──────── Material for the task ────────

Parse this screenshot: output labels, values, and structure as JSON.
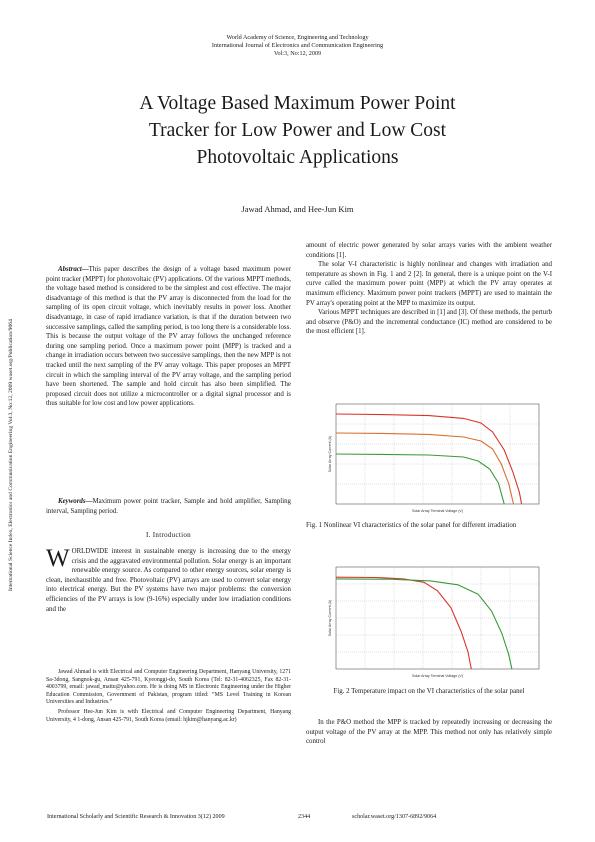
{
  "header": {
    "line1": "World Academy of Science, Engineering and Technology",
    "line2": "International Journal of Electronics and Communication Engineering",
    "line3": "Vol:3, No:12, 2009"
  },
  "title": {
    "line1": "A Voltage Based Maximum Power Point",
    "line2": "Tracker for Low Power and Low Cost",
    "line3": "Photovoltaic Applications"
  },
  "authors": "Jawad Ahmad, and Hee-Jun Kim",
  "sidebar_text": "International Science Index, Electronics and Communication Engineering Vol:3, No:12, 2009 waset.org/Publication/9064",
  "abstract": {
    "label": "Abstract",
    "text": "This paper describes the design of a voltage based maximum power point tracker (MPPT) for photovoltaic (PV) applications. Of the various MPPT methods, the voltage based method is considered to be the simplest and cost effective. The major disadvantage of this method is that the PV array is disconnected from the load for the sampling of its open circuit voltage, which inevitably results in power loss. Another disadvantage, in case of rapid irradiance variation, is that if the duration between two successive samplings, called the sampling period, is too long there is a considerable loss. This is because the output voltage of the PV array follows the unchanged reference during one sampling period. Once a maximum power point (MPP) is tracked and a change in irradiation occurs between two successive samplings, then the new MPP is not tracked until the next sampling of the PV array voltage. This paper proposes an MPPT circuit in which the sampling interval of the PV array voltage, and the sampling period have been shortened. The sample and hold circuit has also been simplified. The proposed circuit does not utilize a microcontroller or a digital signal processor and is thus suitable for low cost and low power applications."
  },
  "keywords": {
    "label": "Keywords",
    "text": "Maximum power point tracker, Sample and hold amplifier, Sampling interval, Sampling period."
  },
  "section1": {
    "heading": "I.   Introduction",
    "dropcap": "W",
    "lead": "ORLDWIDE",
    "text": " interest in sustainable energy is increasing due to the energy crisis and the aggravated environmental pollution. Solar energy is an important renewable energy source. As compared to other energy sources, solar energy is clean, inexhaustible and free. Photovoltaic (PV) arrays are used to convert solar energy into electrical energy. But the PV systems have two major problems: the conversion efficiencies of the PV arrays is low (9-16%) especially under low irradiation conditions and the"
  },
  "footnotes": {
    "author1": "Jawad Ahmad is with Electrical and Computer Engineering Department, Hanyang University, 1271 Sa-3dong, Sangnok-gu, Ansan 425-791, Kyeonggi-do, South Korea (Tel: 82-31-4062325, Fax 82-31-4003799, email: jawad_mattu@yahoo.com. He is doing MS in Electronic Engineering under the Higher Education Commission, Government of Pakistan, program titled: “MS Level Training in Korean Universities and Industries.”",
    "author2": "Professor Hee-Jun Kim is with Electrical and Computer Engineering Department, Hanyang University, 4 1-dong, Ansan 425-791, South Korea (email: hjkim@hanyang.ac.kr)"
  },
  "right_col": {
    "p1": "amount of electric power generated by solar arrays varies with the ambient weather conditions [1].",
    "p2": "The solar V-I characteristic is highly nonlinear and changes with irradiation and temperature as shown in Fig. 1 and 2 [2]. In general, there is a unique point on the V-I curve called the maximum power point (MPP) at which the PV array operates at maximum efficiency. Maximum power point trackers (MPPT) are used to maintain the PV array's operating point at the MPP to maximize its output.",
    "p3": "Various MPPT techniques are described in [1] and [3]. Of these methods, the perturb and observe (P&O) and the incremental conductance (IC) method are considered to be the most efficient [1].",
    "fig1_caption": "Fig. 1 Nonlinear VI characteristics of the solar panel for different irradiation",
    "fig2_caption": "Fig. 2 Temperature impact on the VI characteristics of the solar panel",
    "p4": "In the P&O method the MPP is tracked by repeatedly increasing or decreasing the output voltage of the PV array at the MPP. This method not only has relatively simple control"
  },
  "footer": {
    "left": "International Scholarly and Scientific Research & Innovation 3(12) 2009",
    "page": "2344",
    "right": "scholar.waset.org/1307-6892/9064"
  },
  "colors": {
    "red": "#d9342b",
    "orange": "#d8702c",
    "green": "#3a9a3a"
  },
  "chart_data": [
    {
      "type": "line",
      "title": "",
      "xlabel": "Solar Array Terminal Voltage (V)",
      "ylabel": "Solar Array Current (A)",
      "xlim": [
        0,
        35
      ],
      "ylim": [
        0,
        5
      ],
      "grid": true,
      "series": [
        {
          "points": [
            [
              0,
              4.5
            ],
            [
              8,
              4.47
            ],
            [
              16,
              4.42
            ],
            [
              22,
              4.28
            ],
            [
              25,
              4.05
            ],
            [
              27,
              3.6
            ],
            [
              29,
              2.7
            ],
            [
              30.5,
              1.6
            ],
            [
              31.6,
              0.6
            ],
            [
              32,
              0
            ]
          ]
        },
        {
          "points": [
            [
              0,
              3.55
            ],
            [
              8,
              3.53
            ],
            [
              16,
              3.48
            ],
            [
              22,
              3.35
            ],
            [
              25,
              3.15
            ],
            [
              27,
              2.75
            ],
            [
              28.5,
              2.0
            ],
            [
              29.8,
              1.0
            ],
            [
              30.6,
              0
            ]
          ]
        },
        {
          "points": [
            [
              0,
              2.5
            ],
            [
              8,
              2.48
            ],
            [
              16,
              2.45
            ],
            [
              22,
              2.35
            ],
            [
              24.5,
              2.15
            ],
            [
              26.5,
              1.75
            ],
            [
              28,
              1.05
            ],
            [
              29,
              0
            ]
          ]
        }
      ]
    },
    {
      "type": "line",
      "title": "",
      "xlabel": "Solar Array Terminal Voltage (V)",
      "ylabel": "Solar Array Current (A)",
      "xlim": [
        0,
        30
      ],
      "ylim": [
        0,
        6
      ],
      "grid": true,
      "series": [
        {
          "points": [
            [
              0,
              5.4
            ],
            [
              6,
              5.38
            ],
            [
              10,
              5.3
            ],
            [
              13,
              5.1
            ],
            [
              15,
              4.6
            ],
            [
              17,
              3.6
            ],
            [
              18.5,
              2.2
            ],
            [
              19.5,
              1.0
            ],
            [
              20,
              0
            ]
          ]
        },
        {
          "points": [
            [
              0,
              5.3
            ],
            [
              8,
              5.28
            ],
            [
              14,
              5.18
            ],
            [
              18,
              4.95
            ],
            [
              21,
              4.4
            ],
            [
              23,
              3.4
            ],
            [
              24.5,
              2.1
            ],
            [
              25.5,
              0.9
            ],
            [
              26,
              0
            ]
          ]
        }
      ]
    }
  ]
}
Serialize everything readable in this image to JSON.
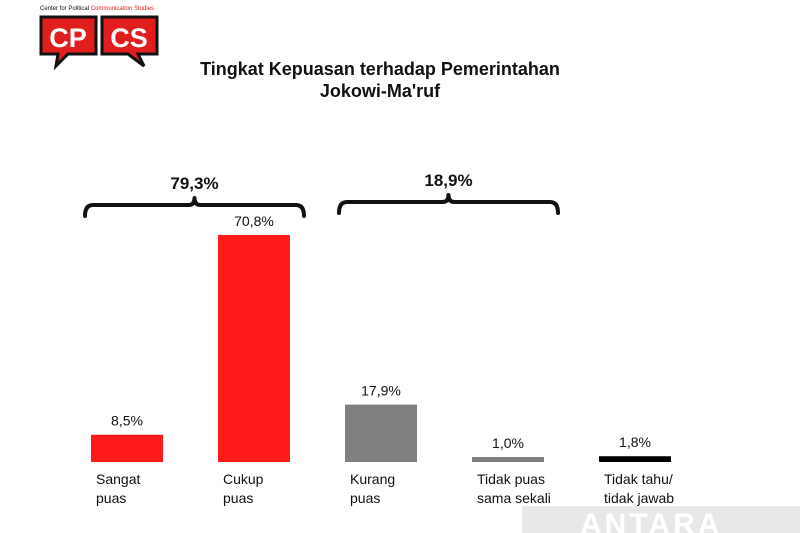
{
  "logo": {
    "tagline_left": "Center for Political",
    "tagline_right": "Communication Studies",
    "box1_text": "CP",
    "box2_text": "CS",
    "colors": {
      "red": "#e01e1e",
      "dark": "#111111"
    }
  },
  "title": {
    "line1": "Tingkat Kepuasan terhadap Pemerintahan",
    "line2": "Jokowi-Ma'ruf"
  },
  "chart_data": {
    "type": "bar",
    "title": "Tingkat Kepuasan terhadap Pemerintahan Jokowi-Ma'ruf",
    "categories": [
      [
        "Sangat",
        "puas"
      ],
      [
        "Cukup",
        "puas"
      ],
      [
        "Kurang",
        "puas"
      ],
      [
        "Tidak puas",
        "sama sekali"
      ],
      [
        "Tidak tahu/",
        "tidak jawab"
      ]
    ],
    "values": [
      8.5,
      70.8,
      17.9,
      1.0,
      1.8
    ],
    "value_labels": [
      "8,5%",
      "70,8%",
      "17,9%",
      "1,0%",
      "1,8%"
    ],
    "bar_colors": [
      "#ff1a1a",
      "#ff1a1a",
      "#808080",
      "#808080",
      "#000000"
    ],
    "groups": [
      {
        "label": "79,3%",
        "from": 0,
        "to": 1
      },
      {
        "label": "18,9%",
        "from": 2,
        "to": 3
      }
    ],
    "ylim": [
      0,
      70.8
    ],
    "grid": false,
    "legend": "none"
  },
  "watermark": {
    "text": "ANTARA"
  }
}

────────

▸ **Required work**: All records should be output exactly, with the pictures left out.

▸ **Solution to this problem**:
Parse this screenshot: output labels, values, and structure as JSON.
{
  "header": {
    "line1": "World Academy of Science, Engineering and Technology",
    "line2": "International Journal of Electronics and Communication Engineering",
    "line3": "Vol:3, No:12, 2009"
  },
  "title": {
    "line1": "A Voltage Based Maximum Power Point",
    "line2": "Tracker for Low Power and Low Cost",
    "line3": "Photovoltaic Applications"
  },
  "authors": "Jawad Ahmad, and Hee-Jun Kim",
  "sidebar_text": "International Science Index, Electronics and Communication Engineering Vol:3, No:12, 2009 waset.org/Publication/9064",
  "abstract": {
    "label": "Abstract",
    "text": "This paper describes the design of a voltage based maximum power point tracker (MPPT) for photovoltaic (PV) applications. Of the various MPPT methods, the voltage based method is considered to be the simplest and cost effective. The major disadvantage of this method is that the PV array is disconnected from the load for the sampling of its open circuit voltage, which inevitably results in power loss. Another disadvantage, in case of rapid irradiance variation, is that if the duration between two successive samplings, called the sampling period, is too long there is a considerable loss. This is because the output voltage of the PV array follows the unchanged reference during one sampling period. Once a maximum power point (MPP) is tracked and a change in irradiation occurs between two successive samplings, then the new MPP is not tracked until the next sampling of the PV array voltage. This paper proposes an MPPT circuit in which the sampling interval of the PV array voltage, and the sampling period have been shortened. The sample and hold circuit has also been simplified. The proposed circuit does not utilize a microcontroller or a digital signal processor and is thus suitable for low cost and low power applications."
  },
  "keywords": {
    "label": "Keywords",
    "text": "Maximum power point tracker, Sample and hold amplifier, Sampling interval, Sampling period."
  },
  "section1": {
    "heading": "I.   Introduction",
    "dropcap": "W",
    "lead": "ORLDWIDE",
    "text": " interest in sustainable energy is increasing due to the energy crisis and the aggravated environmental pollution. Solar energy is an important renewable energy source. As compared to other energy sources, solar energy is clean, inexhaustible and free. Photovoltaic (PV) arrays are used to convert solar energy into electrical energy. But the PV systems have two major problems: the conversion efficiencies of the PV arrays is low (9-16%) especially under low irradiation conditions and the"
  },
  "footnotes": {
    "author1": "Jawad Ahmad is with Electrical and Computer Engineering Department, Hanyang University, 1271 Sa-3dong, Sangnok-gu, Ansan 425-791, Kyeonggi-do, South Korea (Tel: 82-31-4062325, Fax 82-31-4003799, email: jawad_mattu@yahoo.com. He is doing MS in Electronic Engineering under the Higher Education Commission, Government of Pakistan, program titled: “MS Level Training in Korean Universities and Industries.”",
    "author2": "Professor Hee-Jun Kim is with Electrical and Computer Engineering Department, Hanyang University, 4 1-dong, Ansan 425-791, South Korea (email: hjkim@hanyang.ac.kr)"
  },
  "right_col": {
    "p1": "amount of electric power generated by solar arrays varies with the ambient weather conditions [1].",
    "p2": "The solar V-I characteristic is highly nonlinear and changes with irradiation and temperature as shown in Fig. 1 and 2 [2]. In general, there is a unique point on the V-I curve called the maximum power point (MPP) at which the PV array operates at maximum efficiency. Maximum power point trackers (MPPT) are used to maintain the PV array's operating point at the MPP to maximize its output.",
    "p3": "Various MPPT techniques are described in [1] and [3]. Of these methods, the perturb and observe (P&O) and the incremental conductance (IC) method are considered to be the most efficient [1].",
    "fig1_caption": "Fig. 1 Nonlinear VI characteristics of the solar panel for different irradiation",
    "fig2_caption": "Fig. 2 Temperature impact on the VI characteristics of the solar panel",
    "p4": "In the P&O method the MPP is tracked by repeatedly increasing or decreasing the output voltage of the PV array at the MPP. This method not only has relatively simple control"
  },
  "footer": {
    "left": "International Scholarly and Scientific Research & Innovation 3(12) 2009",
    "page": "2344",
    "right": "scholar.waset.org/1307-6892/9064"
  },
  "colors": {
    "red": "#d9342b",
    "orange": "#d8702c",
    "green": "#3a9a3a"
  },
  "chart_data": [
    {
      "type": "line",
      "title": "",
      "xlabel": "Solar Array Terminal Voltage (V)",
      "ylabel": "Solar Array Current (A)",
      "xlim": [
        0,
        35
      ],
      "ylim": [
        0,
        5
      ],
      "grid": true,
      "series": [
        {
          "points": [
            [
              0,
              4.5
            ],
            [
              8,
              4.47
            ],
            [
              16,
              4.42
            ],
            [
              22,
              4.28
            ],
            [
              25,
              4.05
            ],
            [
              27,
              3.6
            ],
            [
              29,
              2.7
            ],
            [
              30.5,
              1.6
            ],
            [
              31.6,
              0.6
            ],
            [
              32,
              0
            ]
          ]
        },
        {
          "points": [
            [
              0,
              3.55
            ],
            [
              8,
              3.53
            ],
            [
              16,
              3.48
            ],
            [
              22,
              3.35
            ],
            [
              25,
              3.15
            ],
            [
              27,
              2.75
            ],
            [
              28.5,
              2.0
            ],
            [
              29.8,
              1.0
            ],
            [
              30.6,
              0
            ]
          ]
        },
        {
          "points": [
            [
              0,
              2.5
            ],
            [
              8,
              2.48
            ],
            [
              16,
              2.45
            ],
            [
              22,
              2.35
            ],
            [
              24.5,
              2.15
            ],
            [
              26.5,
              1.75
            ],
            [
              28,
              1.05
            ],
            [
              29,
              0
            ]
          ]
        }
      ]
    },
    {
      "type": "line",
      "title": "",
      "xlabel": "Solar Array Terminal Voltage (V)",
      "ylabel": "Solar Array Current (A)",
      "xlim": [
        0,
        30
      ],
      "ylim": [
        0,
        6
      ],
      "grid": true,
      "series": [
        {
          "points": [
            [
              0,
              5.4
            ],
            [
              6,
              5.38
            ],
            [
              10,
              5.3
            ],
            [
              13,
              5.1
            ],
            [
              15,
              4.6
            ],
            [
              17,
              3.6
            ],
            [
              18.5,
              2.2
            ],
            [
              19.5,
              1.0
            ],
            [
              20,
              0
            ]
          ]
        },
        {
          "points": [
            [
              0,
              5.3
            ],
            [
              8,
              5.28
            ],
            [
              14,
              5.18
            ],
            [
              18,
              4.95
            ],
            [
              21,
              4.4
            ],
            [
              23,
              3.4
            ],
            [
              24.5,
              2.1
            ],
            [
              25.5,
              0.9
            ],
            [
              26,
              0
            ]
          ]
        }
      ]
    }
  ]
}
Serialize everything readable in this image to JSON.
{
  "logo": {
    "tagline_left": "Center for Political",
    "tagline_right": "Communication Studies",
    "box1_text": "CP",
    "box2_text": "CS",
    "colors": {
      "red": "#e01e1e",
      "dark": "#111111"
    }
  },
  "title": {
    "line1": "Tingkat Kepuasan terhadap Pemerintahan",
    "line2": "Jokowi-Ma'ruf"
  },
  "chart_data": {
    "type": "bar",
    "title": "Tingkat Kepuasan terhadap Pemerintahan Jokowi-Ma'ruf",
    "categories": [
      [
        "Sangat",
        "puas"
      ],
      [
        "Cukup",
        "puas"
      ],
      [
        "Kurang",
        "puas"
      ],
      [
        "Tidak puas",
        "sama sekali"
      ],
      [
        "Tidak tahu/",
        "tidak jawab"
      ]
    ],
    "values": [
      8.5,
      70.8,
      17.9,
      1.0,
      1.8
    ],
    "value_labels": [
      "8,5%",
      "70,8%",
      "17,9%",
      "1,0%",
      "1,8%"
    ],
    "bar_colors": [
      "#ff1a1a",
      "#ff1a1a",
      "#808080",
      "#808080",
      "#000000"
    ],
    "groups": [
      {
        "label": "79,3%",
        "from": 0,
        "to": 1
      },
      {
        "label": "18,9%",
        "from": 2,
        "to": 3
      }
    ],
    "ylim": [
      0,
      70.8
    ],
    "grid": false,
    "legend": "none"
  },
  "watermark": {
    "text": "ANTARA"
  }
}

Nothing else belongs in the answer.